→ SHORT TASK
Transcribe all of the material exactly, except for its pictures.

#####

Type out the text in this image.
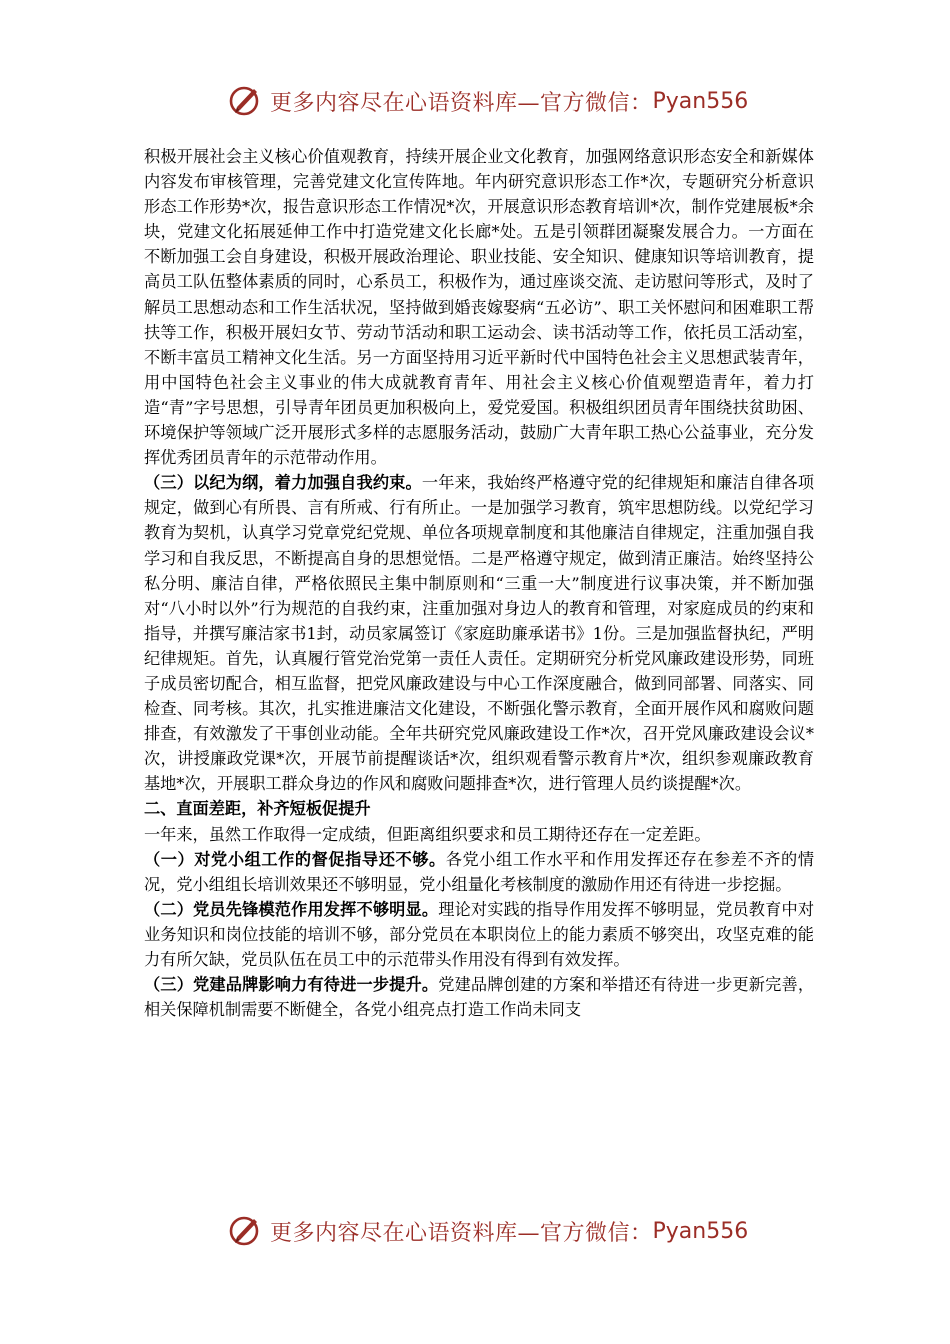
更多内容尽在心语资料库—官方微信： Pyan556

积极开展社会主义核心价值观教育，持续开展企业文化教育，加强网络意识形态安全和新媒体内容发布审核管理，完善党建文化宣传阵地。年内研究意识形态工作*次，专题研究分析意识形态工作形势*次，报告意识形态工作情况*次，开展意识形态教育培训*次，制作党建展板*余块，党建文化拓展延伸工作中打造党建文化长廊*处。五是引领群团凝聚发展合力。一方面在不断加强工会自身建设，积极开展政治理论、职业技能、安全知识、健康知识等培训教育，提高员工队伍整体素质的同时，心系员工，积极作为，通过座谈交流、走访慰问等形式，及时了解员工思想动态和工作生活状况，坚持做到婚丧嫁娶病“五必访”、职工关怀慰问和困难职工帮扶等工作，积极开展妇女节、劳动节活动和职工运动会、读书活动等工作，依托员工活动室，不断丰富员工精神文化生活。另一方面坚持用习近平新时代中国特色社会主义思想武装青年，用中国特色社会主义事业的伟大成就教育青年、用社会主义核心价值观塑造青年，着力打造“青”字号思想，引导青年团员更加积极向上，爱党爱国。积极组织团员青年围绕扶贫助困、环境保护等领域广泛开展形式多样的志愿服务活动，鼓励广大青年职工热心公益事业，充分发挥优秀团员青年的示范带动作用。

（三）以纪为纲，着力加强自我约束。一年来，我始终严格遵守党的纪律规矩和廉洁自律各项规定，做到心有所畏、言有所戒、行有所止。一是加强学习教育，筑牢思想防线。以党纪学习教育为契机，认真学习党章党纪党规、单位各项规章制度和其他廉洁自律规定，注重加强自我学习和自我反思，不断提高自身的思想觉悟。二是严格遵守规定，做到清正廉洁。始终坚持公私分明、廉洁自律，严格依照民主集中制原则和“三重一大”制度进行议事决策，并不断加强对“八小时以外”行为规范的自我约束，注重加强对身边人的教育和管理，对家庭成员的约束和指导，并撰写廉洁家书1封，动员家属签订《家庭助廉承诺书》1份。三是加强监督执纪，严明纪律规矩。首先，认真履行管党治党第一责任人责任。定期研究分析党风廉政建设形势，同班子成员密切配合，相互监督，把党风廉政建设与中心工作深度融合，做到同部署、同落实、同检查、同考核。其次，扎实推进廉洁文化建设，不断强化警示教育，全面开展作风和腐败问题排查，有效激发了干事创业动能。全年共研究党风廉政建设工作*次，召开党风廉政建设会议*次，讲授廉政党课*次，开展节前提醒谈话*次，组织观看警示教育片*次，组织参观廉政教育基地*次，开展职工群众身边的作风和腐败问题排查*次，进行管理人员约谈提醒*次。

二、直面差距，补齐短板促提升

一年来，虽然工作取得一定成绩，但距离组织要求和员工期待还存在一定差距。

（一）对党小组工作的督促指导还不够。各党小组工作水平和作用发挥还存在参差不齐的情况，党小组组长培训效果还不够明显，党小组量化考核制度的激励作用还有待进一步挖掘。

（二）党员先锋模范作用发挥不够明显。理论对实践的指导作用发挥不够明显，党员教育中对业务知识和岗位技能的培训不够，部分党员在本职岗位上的能力素质不够突出，攻坚克难的能力有所欠缺，党员队伍在员工中的示范带头作用没有得到有效发挥。

（三）党建品牌影响力有待进一步提升。党建品牌创建的方案和举措还有待进一步更新完善，相关保障机制需要不断健全，各党小组亮点打造工作尚未同支

更多内容尽在心语资料库—官方微信： Pyan556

#####

→ FULL OUTPUT
Type out the text in this image.
更多内容尽在心语资料库—官方微信： Pyan556

积极开展社会主义核心价值观教育，持续开展企业文化教育，加强网络意识形态安全和新媒体内容发布审核管理，完善党建文化宣传阵地。年内研究意识形态工作*次，专题研究分析意识形态工作形势*次，报告意识形态工作情况*次，开展意识形态教育培训*次，制作党建展板*余块，党建文化拓展延伸工作中打造党建文化长廊*处。五是引领群团凝聚发展合力。一方面在不断加强工会自身建设，积极开展政治理论、职业技能、安全知识、健康知识等培训教育，提高员工队伍整体素质的同时，心系员工，积极作为，通过座谈交流、走访慰问等形式，及时了解员工思想动态和工作生活状况，坚持做到婚丧嫁娶病“五必访”、职工关怀慰问和困难职工帮扶等工作，积极开展妇女节、劳动节活动和职工运动会、读书活动等工作，依托员工活动室，不断丰富员工精神文化生活。另一方面坚持用习近平新时代中国特色社会主义思想武装青年，用中国特色社会主义事业的伟大成就教育青年、用社会主义核心价值观塑造青年，着力打造“青”字号思想，引导青年团员更加积极向上，爱党爱国。积极组织团员青年围绕扶贫助困、环境保护等领域广泛开展形式多样的志愿服务活动，鼓励广大青年职工热心公益事业，充分发挥优秀团员青年的示范带动作用。

（三）以纪为纲，着力加强自我约束。一年来，我始终严格遵守党的纪律规矩和廉洁自律各项规定，做到心有所畏、言有所戒、行有所止。一是加强学习教育，筑牢思想防线。以党纪学习教育为契机，认真学习党章党纪党规、单位各项规章制度和其他廉洁自律规定，注重加强自我学习和自我反思，不断提高自身的思想觉悟。二是严格遵守规定，做到清正廉洁。始终坚持公私分明、廉洁自律，严格依照民主集中制原则和“三重一大”制度进行议事决策，并不断加强对“八小时以外”行为规范的自我约束，注重加强对身边人的教育和管理，对家庭成员的约束和指导，并撰写廉洁家书1封，动员家属签订《家庭助廉承诺书》1份。三是加强监督执纪，严明纪律规矩。首先，认真履行管党治党第一责任人责任。定期研究分析党风廉政建设形势，同班子成员密切配合，相互监督，把党风廉政建设与中心工作深度融合，做到同部署、同落实、同检查、同考核。其次，扎实推进廉洁文化建设，不断强化警示教育，全面开展作风和腐败问题排查，有效激发了干事创业动能。全年共研究党风廉政建设工作*次，召开党风廉政建设会议*次，讲授廉政党课*次，开展节前提醒谈话*次，组织观看警示教育片*次，组织参观廉政教育基地*次，开展职工群众身边的作风和腐败问题排查*次，进行管理人员约谈提醒*次。

二、直面差距，补齐短板促提升

一年来，虽然工作取得一定成绩，但距离组织要求和员工期待还存在一定差距。

（一）对党小组工作的督促指导还不够。各党小组工作水平和作用发挥还存在参差不齐的情况，党小组组长培训效果还不够明显，党小组量化考核制度的激励作用还有待进一步挖掘。

（二）党员先锋模范作用发挥不够明显。理论对实践的指导作用发挥不够明显，党员教育中对业务知识和岗位技能的培训不够，部分党员在本职岗位上的能力素质不够突出，攻坚克难的能力有所欠缺，党员队伍在员工中的示范带头作用没有得到有效发挥。

（三）党建品牌影响力有待进一步提升。党建品牌创建的方案和举措还有待进一步更新完善，相关保障机制需要不断健全，各党小组亮点打造工作尚未同支

更多内容尽在心语资料库—官方微信： Pyan556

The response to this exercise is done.